◆ SET EXERCISE: Reproduce the listing below without any change.

━━━━━ SUPPLIED MATERIAL ━━━━━

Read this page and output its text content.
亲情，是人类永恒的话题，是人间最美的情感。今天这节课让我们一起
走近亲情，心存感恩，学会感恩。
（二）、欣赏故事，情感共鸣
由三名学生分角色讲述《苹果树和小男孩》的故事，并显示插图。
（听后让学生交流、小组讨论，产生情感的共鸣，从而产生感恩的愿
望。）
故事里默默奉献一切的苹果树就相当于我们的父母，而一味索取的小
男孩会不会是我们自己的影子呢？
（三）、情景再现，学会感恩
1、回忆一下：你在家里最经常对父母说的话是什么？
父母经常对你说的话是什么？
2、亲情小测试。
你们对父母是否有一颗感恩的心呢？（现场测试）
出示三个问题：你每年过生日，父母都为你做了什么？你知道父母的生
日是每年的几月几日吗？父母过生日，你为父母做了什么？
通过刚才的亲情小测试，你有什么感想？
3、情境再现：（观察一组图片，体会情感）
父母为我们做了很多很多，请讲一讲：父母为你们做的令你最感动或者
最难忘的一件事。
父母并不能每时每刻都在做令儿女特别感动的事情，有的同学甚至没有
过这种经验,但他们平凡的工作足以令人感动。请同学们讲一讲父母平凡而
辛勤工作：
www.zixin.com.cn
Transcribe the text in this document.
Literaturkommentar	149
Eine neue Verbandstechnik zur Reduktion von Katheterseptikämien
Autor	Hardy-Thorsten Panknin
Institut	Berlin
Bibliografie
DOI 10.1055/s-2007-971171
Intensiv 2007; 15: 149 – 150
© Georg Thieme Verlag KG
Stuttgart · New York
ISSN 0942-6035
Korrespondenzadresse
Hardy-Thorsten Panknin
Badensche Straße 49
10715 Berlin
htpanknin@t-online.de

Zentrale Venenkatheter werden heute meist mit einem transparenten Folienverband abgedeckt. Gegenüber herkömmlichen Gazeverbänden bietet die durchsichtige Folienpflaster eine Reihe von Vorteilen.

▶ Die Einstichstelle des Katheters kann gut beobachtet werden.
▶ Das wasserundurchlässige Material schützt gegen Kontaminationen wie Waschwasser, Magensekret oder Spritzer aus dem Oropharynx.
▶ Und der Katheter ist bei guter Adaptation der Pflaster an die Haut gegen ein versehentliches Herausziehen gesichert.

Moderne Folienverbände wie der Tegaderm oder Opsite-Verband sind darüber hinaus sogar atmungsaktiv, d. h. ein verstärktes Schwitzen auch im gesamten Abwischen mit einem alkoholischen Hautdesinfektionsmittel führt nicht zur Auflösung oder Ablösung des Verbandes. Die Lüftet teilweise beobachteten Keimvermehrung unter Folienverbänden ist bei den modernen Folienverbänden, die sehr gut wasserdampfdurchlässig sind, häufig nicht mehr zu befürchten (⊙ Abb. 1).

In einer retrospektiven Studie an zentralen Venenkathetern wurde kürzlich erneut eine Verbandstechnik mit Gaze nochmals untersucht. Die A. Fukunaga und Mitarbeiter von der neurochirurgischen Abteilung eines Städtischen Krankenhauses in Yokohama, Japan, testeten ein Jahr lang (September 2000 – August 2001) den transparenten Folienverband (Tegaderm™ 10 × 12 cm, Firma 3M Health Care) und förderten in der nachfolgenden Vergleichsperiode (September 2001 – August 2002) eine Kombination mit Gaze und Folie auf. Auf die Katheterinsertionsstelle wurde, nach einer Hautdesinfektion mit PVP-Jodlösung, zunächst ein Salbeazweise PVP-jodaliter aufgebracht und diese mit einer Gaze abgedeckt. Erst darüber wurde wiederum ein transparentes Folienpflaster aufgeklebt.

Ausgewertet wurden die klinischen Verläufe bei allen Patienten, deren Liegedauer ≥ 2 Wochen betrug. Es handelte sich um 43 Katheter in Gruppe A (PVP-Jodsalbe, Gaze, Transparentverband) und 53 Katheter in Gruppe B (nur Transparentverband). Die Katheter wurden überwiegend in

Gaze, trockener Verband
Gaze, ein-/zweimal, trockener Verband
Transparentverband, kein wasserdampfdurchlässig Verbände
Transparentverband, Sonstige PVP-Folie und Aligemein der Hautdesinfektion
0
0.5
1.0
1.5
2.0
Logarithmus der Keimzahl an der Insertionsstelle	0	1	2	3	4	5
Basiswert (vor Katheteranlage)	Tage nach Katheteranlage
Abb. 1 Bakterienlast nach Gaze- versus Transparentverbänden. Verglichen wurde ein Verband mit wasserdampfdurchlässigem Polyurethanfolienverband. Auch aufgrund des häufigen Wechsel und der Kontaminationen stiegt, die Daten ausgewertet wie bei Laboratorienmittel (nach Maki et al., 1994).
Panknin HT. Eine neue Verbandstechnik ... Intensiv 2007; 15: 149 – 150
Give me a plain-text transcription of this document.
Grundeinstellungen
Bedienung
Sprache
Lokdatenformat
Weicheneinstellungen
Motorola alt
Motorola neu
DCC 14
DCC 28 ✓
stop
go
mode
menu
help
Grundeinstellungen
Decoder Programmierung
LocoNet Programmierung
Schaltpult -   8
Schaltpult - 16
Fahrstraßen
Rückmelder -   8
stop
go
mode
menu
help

━━━━━

◆ SOLUTION FOR THIS TASK:
Read this page and output its text content.
亲情，是人类永恒的话题，是人间最美的情感。今天这节课让我们一起
走近亲情，心存感恩，学会感恩。
（二）、欣赏故事，情感共鸣
由三名学生分角色讲述《苹果树和小男孩》的故事，并显示插图。
（听后让学生交流、小组讨论，产生情感的共鸣，从而产生感恩的愿
望。）
故事里默默奉献一切的苹果树就相当于我们的父母，而一味索取的小
男孩会不会是我们自己的影子呢？
（三）、情景再现，学会感恩
1、回忆一下：你在家里最经常对父母说的话是什么？
父母经常对你说的话是什么？
2、亲情小测试。
你们对父母是否有一颗感恩的心呢？（现场测试）
出示三个问题：你每年过生日，父母都为你做了什么？你知道父母的生
日是每年的几月几日吗？父母过生日，你为父母做了什么？
通过刚才的亲情小测试，你有什么感想？
3、情境再现：（观察一组图片，体会情感）
父母为我们做了很多很多，请讲一讲：父母为你们做的令你最感动或者
最难忘的一件事。
父母并不能每时每刻都在做令儿女特别感动的事情，有的同学甚至没有
过这种经验,但他们平凡的工作足以令人感动。请同学们讲一讲父母平凡而
辛勤工作：
www.zixin.com.cn
Transcribe the text in this document.
Literaturkommentar	149
Eine neue Verbandstechnik zur Reduktion von Katheterseptikämien
Autor	Hardy-Thorsten Panknin
Institut	Berlin
Bibliografie
DOI 10.1055/s-2007-971171
Intensiv 2007; 15: 149 – 150
© Georg Thieme Verlag KG
Stuttgart · New York
ISSN 0942-6035
Korrespondenzadresse
Hardy-Thorsten Panknin
Badensche Straße 49
10715 Berlin
htpanknin@t-online.de

Zentrale Venenkatheter werden heute meist mit einem transparenten Folienverband abgedeckt. Gegenüber herkömmlichen Gazeverbänden bietet die durchsichtige Folienpflaster eine Reihe von Vorteilen.

▶ Die Einstichstelle des Katheters kann gut beobachtet werden.
▶ Das wasserundurchlässige Material schützt gegen Kontaminationen wie Waschwasser, Magensekret oder Spritzer aus dem Oropharynx.
▶ Und der Katheter ist bei guter Adaptation der Pflaster an die Haut gegen ein versehentliches Herausziehen gesichert.

Moderne Folienverbände wie der Tegaderm oder Opsite-Verband sind darüber hinaus sogar atmungsaktiv, d. h. ein verstärktes Schwitzen auch im gesamten Abwischen mit einem alkoholischen Hautdesinfektionsmittel führt nicht zur Auflösung oder Ablösung des Verbandes. Die Lüftet teilweise beobachteten Keimvermehrung unter Folienverbänden ist bei den modernen Folienverbänden, die sehr gut wasserdampfdurchlässig sind, häufig nicht mehr zu befürchten (⊙ Abb. 1).

In einer retrospektiven Studie an zentralen Venenkathetern wurde kürzlich erneut eine Verbandstechnik mit Gaze nochmals untersucht. Die A. Fukunaga und Mitarbeiter von der neurochirurgischen Abteilung eines Städtischen Krankenhauses in Yokohama, Japan, testeten ein Jahr lang (September 2000 – August 2001) den transparenten Folienverband (Tegaderm™ 10 × 12 cm, Firma 3M Health Care) und förderten in der nachfolgenden Vergleichsperiode (September 2001 – August 2002) eine Kombination mit Gaze und Folie auf. Auf die Katheterinsertionsstelle wurde, nach einer Hautdesinfektion mit PVP-Jodlösung, zunächst ein Salbeazweise PVP-jodaliter aufgebracht und diese mit einer Gaze abgedeckt. Erst darüber wurde wiederum ein transparentes Folienpflaster aufgeklebt.

Ausgewertet wurden die klinischen Verläufe bei allen Patienten, deren Liegedauer ≥ 2 Wochen betrug. Es handelte sich um 43 Katheter in Gruppe A (PVP-Jodsalbe, Gaze, Transparentverband) und 53 Katheter in Gruppe B (nur Transparentverband). Die Katheter wurden überwiegend in

Gaze, trockener Verband
Gaze, ein-/zweimal, trockener Verband
Transparentverband, kein wasserdampfdurchlässig Verbände
Transparentverband, Sonstige PVP-Folie und Aligemein der Hautdesinfektion
0
0.5
1.0
1.5
2.0
Logarithmus der Keimzahl an der Insertionsstelle	0	1	2	3	4	5
Basiswert (vor Katheteranlage)	Tage nach Katheteranlage
Abb. 1 Bakterienlast nach Gaze- versus Transparentverbänden. Verglichen wurde ein Verband mit wasserdampfdurchlässigem Polyurethanfolienverband. Auch aufgrund des häufigen Wechsel und der Kontaminationen stiegt, die Daten ausgewertet wie bei Laboratorienmittel (nach Maki et al., 1994).
Panknin HT. Eine neue Verbandstechnik ... Intensiv 2007; 15: 149 – 150
Give me a plain-text transcription of this document.
Grundeinstellungen
Bedienung
Sprache
Lokdatenformat
Weicheneinstellungen
Motorola alt
Motorola neu
DCC 14
DCC 28 ✓
stop
go
mode
menu
help
Grundeinstellungen
Decoder Programmierung
LocoNet Programmierung
Schaltpult -   8
Schaltpult - 16
Fahrstraßen
Rückmelder -   8
stop
go
mode
menu
help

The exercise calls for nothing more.